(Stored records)
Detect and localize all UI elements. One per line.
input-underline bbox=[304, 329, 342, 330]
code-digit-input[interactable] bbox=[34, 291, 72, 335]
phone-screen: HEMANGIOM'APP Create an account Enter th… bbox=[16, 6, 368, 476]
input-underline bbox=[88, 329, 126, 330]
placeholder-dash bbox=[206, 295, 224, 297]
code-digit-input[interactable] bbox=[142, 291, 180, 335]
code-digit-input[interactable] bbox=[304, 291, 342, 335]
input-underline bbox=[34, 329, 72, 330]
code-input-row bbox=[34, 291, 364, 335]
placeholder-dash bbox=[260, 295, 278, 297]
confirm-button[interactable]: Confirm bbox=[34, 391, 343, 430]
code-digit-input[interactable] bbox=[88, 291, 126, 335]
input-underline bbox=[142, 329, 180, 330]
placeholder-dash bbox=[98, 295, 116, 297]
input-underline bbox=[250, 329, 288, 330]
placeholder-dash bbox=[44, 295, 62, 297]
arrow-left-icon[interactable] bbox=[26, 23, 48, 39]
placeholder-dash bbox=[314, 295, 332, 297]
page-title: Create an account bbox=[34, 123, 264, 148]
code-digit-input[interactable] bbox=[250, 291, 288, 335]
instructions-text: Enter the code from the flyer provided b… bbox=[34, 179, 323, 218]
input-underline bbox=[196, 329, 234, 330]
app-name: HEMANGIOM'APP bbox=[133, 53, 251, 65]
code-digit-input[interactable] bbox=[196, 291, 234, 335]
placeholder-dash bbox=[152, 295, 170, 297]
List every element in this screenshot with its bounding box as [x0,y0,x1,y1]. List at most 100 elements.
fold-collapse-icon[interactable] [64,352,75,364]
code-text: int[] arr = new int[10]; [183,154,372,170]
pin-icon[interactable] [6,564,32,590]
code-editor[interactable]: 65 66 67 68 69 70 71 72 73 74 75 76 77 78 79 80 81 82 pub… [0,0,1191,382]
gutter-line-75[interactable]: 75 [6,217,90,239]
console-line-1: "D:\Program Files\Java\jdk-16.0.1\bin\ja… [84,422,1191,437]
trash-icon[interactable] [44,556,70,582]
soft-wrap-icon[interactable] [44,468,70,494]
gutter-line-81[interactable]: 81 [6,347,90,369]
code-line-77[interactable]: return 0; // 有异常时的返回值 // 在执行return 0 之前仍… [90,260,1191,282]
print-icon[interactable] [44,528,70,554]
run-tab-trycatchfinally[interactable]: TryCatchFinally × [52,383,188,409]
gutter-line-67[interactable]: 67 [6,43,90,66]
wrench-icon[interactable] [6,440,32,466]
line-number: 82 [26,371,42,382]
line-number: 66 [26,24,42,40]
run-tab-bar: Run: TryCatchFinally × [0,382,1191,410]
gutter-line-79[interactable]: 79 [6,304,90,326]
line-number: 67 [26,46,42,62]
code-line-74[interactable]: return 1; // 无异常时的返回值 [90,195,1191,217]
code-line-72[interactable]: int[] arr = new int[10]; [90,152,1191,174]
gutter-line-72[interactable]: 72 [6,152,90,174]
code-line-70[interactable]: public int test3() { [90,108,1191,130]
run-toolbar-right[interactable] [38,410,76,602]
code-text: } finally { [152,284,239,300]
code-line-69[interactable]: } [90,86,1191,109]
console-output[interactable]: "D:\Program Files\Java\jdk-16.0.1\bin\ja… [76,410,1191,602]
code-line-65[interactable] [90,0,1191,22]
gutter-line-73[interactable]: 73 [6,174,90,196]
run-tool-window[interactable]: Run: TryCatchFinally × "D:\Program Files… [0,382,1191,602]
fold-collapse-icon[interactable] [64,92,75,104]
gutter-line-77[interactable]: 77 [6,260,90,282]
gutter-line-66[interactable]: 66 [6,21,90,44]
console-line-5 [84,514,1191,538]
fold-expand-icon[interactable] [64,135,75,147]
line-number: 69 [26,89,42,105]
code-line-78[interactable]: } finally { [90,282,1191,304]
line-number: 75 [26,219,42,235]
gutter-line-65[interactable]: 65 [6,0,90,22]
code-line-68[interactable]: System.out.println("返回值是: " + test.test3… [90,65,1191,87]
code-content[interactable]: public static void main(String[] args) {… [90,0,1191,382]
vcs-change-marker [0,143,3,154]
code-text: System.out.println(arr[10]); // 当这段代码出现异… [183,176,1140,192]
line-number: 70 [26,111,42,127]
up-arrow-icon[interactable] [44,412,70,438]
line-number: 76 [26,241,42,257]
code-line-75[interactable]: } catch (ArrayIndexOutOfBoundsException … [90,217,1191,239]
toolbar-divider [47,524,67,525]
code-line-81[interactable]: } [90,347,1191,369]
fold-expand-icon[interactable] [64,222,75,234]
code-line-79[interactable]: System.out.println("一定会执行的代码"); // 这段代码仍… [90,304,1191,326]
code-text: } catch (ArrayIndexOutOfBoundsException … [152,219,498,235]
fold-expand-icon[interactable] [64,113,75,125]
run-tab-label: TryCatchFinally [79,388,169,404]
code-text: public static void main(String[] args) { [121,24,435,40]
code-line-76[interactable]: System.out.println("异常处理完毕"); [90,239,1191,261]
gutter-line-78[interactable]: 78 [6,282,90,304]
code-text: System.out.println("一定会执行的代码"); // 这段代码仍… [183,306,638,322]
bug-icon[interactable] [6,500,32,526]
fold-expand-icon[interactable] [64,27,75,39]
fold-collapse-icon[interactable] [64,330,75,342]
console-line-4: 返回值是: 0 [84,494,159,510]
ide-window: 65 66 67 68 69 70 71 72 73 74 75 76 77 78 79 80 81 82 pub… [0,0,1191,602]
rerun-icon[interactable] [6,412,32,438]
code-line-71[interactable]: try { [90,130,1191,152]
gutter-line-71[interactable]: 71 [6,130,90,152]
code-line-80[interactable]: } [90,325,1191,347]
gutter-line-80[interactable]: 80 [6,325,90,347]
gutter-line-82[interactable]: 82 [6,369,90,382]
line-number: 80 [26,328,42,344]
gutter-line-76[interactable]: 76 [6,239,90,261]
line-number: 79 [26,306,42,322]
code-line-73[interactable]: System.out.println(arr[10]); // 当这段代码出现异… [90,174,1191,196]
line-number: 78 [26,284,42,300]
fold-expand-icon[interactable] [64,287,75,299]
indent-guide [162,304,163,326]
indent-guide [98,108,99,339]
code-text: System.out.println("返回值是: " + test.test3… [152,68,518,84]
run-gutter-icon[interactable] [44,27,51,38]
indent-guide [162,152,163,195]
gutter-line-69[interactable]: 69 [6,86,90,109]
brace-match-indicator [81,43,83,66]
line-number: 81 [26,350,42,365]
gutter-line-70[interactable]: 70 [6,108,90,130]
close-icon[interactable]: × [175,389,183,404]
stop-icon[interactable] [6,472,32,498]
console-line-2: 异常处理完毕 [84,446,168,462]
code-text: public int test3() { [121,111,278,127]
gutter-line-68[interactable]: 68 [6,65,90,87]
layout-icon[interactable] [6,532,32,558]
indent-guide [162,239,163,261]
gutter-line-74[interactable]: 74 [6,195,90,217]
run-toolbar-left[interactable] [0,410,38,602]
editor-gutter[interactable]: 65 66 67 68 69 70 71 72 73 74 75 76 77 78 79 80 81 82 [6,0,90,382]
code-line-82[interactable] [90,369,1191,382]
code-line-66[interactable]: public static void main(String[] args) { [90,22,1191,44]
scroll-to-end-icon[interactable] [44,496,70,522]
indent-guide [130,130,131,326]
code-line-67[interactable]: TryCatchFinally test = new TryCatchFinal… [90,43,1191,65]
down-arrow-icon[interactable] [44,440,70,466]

__Objective__. Extract every line of the records above and reproduce each one unchanged, in the original order.

__Written solution__.
Detect and localize all UI elements. One per line.
input-underline bbox=[304, 329, 342, 330]
code-digit-input[interactable] bbox=[34, 291, 72, 335]
phone-screen: HEMANGIOM'APP Create an account Enter th… bbox=[16, 6, 368, 476]
input-underline bbox=[88, 329, 126, 330]
placeholder-dash bbox=[206, 295, 224, 297]
code-digit-input[interactable] bbox=[142, 291, 180, 335]
code-digit-input[interactable] bbox=[304, 291, 342, 335]
input-underline bbox=[34, 329, 72, 330]
code-input-row bbox=[34, 291, 364, 335]
placeholder-dash bbox=[260, 295, 278, 297]
confirm-button[interactable]: Confirm bbox=[34, 391, 343, 430]
code-digit-input[interactable] bbox=[88, 291, 126, 335]
input-underline bbox=[142, 329, 180, 330]
placeholder-dash bbox=[98, 295, 116, 297]
input-underline bbox=[250, 329, 288, 330]
placeholder-dash bbox=[44, 295, 62, 297]
arrow-left-icon[interactable] bbox=[26, 23, 48, 39]
placeholder-dash bbox=[314, 295, 332, 297]
page-title: Create an account bbox=[34, 123, 264, 148]
code-digit-input[interactable] bbox=[250, 291, 288, 335]
instructions-text: Enter the code from the flyer provided b… bbox=[34, 179, 323, 218]
input-underline bbox=[196, 329, 234, 330]
app-name: HEMANGIOM'APP bbox=[133, 53, 251, 65]
code-digit-input[interactable] bbox=[196, 291, 234, 335]
placeholder-dash bbox=[152, 295, 170, 297]
List every element in this screenshot with its bounding box as [x0,y0,x1,y1]. List at most 100 elements.
fold-collapse-icon[interactable] [64,352,75,364]
code-text: int[] arr = new int[10]; [183,154,372,170]
pin-icon[interactable] [6,564,32,590]
code-editor[interactable]: 65 66 67 68 69 70 71 72 73 74 75 76 77 78 79 80 81 82 pub… [0,0,1191,382]
gutter-line-75[interactable]: 75 [6,217,90,239]
console-line-1: "D:\Program Files\Java\jdk-16.0.1\bin\ja… [84,422,1191,437]
trash-icon[interactable] [44,556,70,582]
soft-wrap-icon[interactable] [44,468,70,494]
gutter-line-81[interactable]: 81 [6,347,90,369]
code-line-77[interactable]: return 0; // 有异常时的返回值 // 在执行return 0 之前仍… [90,260,1191,282]
print-icon[interactable] [44,528,70,554]
run-tab-trycatchfinally[interactable]: TryCatchFinally × [52,383,188,409]
gutter-line-67[interactable]: 67 [6,43,90,66]
wrench-icon[interactable] [6,440,32,466]
line-number: 82 [26,371,42,382]
line-number: 66 [26,24,42,40]
run-tab-bar: Run: TryCatchFinally × [0,382,1191,410]
gutter-line-79[interactable]: 79 [6,304,90,326]
line-number: 67 [26,46,42,62]
code-line-74[interactable]: return 1; // 无异常时的返回值 [90,195,1191,217]
code-line-72[interactable]: int[] arr = new int[10]; [90,152,1191,174]
gutter-line-72[interactable]: 72 [6,152,90,174]
code-line-70[interactable]: public int test3() { [90,108,1191,130]
run-toolbar-right[interactable] [38,410,76,602]
code-text: } finally { [152,284,239,300]
code-line-69[interactable]: } [90,86,1191,109]
console-output[interactable]: "D:\Program Files\Java\jdk-16.0.1\bin\ja… [76,410,1191,602]
code-line-65[interactable] [90,0,1191,22]
gutter-line-73[interactable]: 73 [6,174,90,196]
run-tool-window[interactable]: Run: TryCatchFinally × "D:\Program Files… [0,382,1191,602]
fold-collapse-icon[interactable] [64,92,75,104]
gutter-line-77[interactable]: 77 [6,260,90,282]
gutter-line-66[interactable]: 66 [6,21,90,44]
console-line-5 [84,514,1191,538]
fold-expand-icon[interactable] [64,135,75,147]
line-number: 69 [26,89,42,105]
code-line-78[interactable]: } finally { [90,282,1191,304]
line-number: 75 [26,219,42,235]
gutter-line-65[interactable]: 65 [6,0,90,22]
code-line-68[interactable]: System.out.println("返回值是: " + test.test3… [90,65,1191,87]
code-content[interactable]: public static void main(String[] args) {… [90,0,1191,382]
vcs-change-marker [0,143,3,154]
code-text: System.out.println(arr[10]); // 当这段代码出现异… [183,176,1140,192]
line-number: 70 [26,111,42,127]
up-arrow-icon[interactable] [44,412,70,438]
line-number: 76 [26,241,42,257]
code-line-75[interactable]: } catch (ArrayIndexOutOfBoundsException … [90,217,1191,239]
toolbar-divider [47,524,67,525]
code-line-81[interactable]: } [90,347,1191,369]
fold-expand-icon[interactable] [64,222,75,234]
code-line-79[interactable]: System.out.println("一定会执行的代码"); // 这段代码仍… [90,304,1191,326]
code-text: } catch (ArrayIndexOutOfBoundsException … [152,219,498,235]
fold-expand-icon[interactable] [64,113,75,125]
run-tab-label: TryCatchFinally [79,388,169,404]
code-text: public static void main(String[] args) { [121,24,435,40]
code-line-76[interactable]: System.out.println("异常处理完毕"); [90,239,1191,261]
gutter-line-78[interactable]: 78 [6,282,90,304]
code-text: System.out.println("一定会执行的代码"); // 这段代码仍… [183,306,638,322]
bug-icon[interactable] [6,500,32,526]
fold-expand-icon[interactable] [64,27,75,39]
fold-collapse-icon[interactable] [64,330,75,342]
console-line-4: 返回值是: 0 [84,494,159,510]
ide-window: 65 66 67 68 69 70 71 72 73 74 75 76 77 78 79 80 81 82 pub… [0,0,1191,602]
rerun-icon[interactable] [6,412,32,438]
code-line-71[interactable]: try { [90,130,1191,152]
gutter-line-71[interactable]: 71 [6,130,90,152]
code-line-80[interactable]: } [90,325,1191,347]
gutter-line-80[interactable]: 80 [6,325,90,347]
gutter-line-82[interactable]: 82 [6,369,90,382]
line-number: 80 [26,328,42,344]
gutter-line-76[interactable]: 76 [6,239,90,261]
line-number: 79 [26,306,42,322]
code-line-73[interactable]: System.out.println(arr[10]); // 当这段代码出现异… [90,174,1191,196]
line-number: 78 [26,284,42,300]
fold-expand-icon[interactable] [64,287,75,299]
indent-guide [162,304,163,326]
indent-guide [98,108,99,339]
code-text: System.out.println("返回值是: " + test.test3… [152,68,518,84]
run-gutter-icon[interactable] [44,27,51,38]
indent-guide [162,152,163,195]
gutter-line-69[interactable]: 69 [6,86,90,109]
brace-match-indicator [81,43,83,66]
line-number: 81 [26,350,42,365]
gutter-line-70[interactable]: 70 [6,108,90,130]
close-icon[interactable]: × [175,389,183,404]
stop-icon[interactable] [6,472,32,498]
console-line-2: 异常处理完毕 [84,446,168,462]
code-text: public int test3() { [121,111,278,127]
gutter-line-68[interactable]: 68 [6,65,90,87]
layout-icon[interactable] [6,532,32,558]
indent-guide [162,239,163,261]
gutter-line-74[interactable]: 74 [6,195,90,217]
run-toolbar-left[interactable] [0,410,38,602]
editor-gutter[interactable]: 65 66 67 68 69 70 71 72 73 74 75 76 77 78 79 80 81 82 [6,0,90,382]
code-line-82[interactable] [90,369,1191,382]
code-line-66[interactable]: public static void main(String[] args) { [90,22,1191,44]
scroll-to-end-icon[interactable] [44,496,70,522]
indent-guide [130,130,131,326]
code-line-67[interactable]: TryCatchFinally test = new TryCatchFinal… [90,43,1191,65]
down-arrow-icon[interactable] [44,440,70,466]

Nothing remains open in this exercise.